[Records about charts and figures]
-------------------------
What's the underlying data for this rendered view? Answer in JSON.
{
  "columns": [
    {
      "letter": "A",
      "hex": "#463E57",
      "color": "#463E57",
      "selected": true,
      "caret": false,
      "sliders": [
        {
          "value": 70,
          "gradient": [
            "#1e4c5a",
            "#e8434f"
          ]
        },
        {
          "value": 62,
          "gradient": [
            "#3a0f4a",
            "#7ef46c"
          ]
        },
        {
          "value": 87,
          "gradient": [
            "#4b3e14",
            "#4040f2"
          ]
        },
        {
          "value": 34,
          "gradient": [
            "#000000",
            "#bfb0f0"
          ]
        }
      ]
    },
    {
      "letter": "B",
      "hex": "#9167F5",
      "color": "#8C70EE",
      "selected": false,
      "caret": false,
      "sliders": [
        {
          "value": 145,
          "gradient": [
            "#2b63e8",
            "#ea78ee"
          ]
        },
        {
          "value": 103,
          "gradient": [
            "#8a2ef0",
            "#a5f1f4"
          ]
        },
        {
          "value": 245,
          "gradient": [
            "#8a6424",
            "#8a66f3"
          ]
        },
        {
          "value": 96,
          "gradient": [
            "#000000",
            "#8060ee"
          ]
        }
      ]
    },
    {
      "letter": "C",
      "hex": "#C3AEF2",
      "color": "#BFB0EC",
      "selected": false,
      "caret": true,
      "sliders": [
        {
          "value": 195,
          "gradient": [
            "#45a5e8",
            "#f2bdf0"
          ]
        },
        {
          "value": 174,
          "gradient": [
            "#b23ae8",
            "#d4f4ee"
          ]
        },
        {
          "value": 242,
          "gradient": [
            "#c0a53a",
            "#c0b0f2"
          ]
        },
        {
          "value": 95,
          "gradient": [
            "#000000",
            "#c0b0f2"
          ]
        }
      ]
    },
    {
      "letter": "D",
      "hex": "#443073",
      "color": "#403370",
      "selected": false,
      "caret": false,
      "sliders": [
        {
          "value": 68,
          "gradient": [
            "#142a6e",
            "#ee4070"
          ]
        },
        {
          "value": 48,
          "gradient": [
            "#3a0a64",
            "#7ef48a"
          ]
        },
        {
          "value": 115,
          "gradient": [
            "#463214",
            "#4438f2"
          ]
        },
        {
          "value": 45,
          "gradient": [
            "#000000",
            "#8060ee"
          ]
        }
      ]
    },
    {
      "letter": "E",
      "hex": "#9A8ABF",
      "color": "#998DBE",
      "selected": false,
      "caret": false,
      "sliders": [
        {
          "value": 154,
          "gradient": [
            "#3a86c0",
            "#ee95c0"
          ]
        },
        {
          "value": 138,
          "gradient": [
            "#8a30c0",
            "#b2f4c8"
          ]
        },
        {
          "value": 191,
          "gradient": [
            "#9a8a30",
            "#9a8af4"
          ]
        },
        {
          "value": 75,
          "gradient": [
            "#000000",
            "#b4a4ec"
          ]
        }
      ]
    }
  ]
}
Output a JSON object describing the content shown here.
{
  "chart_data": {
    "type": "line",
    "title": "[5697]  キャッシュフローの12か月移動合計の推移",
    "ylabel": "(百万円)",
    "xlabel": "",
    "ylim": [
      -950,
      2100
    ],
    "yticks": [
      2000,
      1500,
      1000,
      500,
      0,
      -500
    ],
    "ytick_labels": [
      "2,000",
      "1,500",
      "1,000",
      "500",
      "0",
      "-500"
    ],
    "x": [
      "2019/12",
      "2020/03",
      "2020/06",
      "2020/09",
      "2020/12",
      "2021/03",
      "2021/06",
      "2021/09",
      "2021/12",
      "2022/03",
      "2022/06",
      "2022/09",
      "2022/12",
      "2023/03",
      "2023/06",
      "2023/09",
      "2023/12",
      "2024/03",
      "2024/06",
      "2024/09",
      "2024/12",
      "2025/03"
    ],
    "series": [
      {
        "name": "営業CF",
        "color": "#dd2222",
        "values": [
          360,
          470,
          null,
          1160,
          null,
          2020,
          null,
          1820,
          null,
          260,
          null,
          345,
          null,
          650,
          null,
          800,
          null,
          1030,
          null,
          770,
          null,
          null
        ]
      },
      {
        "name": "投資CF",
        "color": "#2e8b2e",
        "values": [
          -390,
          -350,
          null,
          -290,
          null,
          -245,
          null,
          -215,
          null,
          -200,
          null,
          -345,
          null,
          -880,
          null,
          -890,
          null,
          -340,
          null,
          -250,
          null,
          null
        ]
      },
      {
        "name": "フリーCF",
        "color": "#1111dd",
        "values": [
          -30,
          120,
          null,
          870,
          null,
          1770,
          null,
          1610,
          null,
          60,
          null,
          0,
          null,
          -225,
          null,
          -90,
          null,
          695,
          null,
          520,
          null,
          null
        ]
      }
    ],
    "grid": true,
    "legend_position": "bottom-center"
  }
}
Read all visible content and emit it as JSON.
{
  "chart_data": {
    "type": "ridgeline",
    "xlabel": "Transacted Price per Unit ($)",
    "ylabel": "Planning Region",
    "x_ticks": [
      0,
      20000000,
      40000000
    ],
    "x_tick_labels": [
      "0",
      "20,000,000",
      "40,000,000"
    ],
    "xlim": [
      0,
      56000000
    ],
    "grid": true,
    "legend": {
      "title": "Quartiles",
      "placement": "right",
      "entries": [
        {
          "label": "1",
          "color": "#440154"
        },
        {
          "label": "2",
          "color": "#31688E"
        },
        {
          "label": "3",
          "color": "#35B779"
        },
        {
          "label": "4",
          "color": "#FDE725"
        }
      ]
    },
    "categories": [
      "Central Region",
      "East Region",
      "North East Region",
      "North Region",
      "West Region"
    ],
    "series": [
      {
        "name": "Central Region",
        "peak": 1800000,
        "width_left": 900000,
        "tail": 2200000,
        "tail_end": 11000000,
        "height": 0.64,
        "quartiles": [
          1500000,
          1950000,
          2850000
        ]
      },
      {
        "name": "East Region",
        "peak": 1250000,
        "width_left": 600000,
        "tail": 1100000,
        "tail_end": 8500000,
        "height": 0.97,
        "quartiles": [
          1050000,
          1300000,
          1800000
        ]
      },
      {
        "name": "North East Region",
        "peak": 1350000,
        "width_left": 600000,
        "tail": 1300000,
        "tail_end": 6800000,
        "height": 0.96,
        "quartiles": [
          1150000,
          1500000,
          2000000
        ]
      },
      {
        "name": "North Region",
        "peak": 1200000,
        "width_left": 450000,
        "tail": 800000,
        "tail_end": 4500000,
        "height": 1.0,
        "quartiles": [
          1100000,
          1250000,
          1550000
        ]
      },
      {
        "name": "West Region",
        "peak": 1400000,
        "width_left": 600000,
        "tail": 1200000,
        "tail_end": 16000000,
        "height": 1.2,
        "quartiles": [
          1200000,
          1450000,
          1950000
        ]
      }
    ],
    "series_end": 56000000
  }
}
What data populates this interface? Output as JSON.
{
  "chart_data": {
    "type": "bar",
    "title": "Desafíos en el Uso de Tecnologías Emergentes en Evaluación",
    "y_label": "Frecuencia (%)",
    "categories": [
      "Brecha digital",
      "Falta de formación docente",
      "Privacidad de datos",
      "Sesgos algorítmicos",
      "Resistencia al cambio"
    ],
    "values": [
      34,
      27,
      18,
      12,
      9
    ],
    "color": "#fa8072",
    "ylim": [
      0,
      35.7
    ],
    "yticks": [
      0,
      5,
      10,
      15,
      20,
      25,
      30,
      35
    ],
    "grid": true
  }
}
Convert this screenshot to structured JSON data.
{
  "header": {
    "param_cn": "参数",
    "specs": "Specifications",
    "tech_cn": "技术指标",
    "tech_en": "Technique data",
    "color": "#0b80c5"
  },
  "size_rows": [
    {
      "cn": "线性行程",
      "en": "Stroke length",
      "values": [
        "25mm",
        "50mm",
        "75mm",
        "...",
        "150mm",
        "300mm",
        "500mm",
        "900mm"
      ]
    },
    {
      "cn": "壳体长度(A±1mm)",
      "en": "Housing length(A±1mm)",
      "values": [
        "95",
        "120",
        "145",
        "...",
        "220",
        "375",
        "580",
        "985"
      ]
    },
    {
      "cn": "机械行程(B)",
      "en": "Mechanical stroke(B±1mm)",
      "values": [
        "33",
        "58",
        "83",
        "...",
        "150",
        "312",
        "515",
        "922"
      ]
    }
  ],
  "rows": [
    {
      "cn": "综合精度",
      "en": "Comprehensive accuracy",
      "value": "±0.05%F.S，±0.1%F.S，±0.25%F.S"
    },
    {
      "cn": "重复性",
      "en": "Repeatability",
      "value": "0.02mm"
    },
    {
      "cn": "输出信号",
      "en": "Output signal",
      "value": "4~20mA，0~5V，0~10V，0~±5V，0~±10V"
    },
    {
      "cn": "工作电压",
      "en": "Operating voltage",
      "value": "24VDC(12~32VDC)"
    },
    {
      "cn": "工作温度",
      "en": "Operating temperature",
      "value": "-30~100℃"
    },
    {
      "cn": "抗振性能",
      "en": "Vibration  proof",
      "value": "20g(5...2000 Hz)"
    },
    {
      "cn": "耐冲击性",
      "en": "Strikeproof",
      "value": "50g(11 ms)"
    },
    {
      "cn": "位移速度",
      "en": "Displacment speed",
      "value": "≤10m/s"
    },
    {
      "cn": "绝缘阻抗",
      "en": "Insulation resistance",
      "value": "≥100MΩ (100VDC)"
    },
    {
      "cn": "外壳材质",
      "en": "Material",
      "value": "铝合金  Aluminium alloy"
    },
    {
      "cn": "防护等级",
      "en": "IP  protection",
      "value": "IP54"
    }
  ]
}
-------------------------
- Work to complete
Your answer should be a single number: the count of lines in these records that hold the string "Output".

- Complete answer
3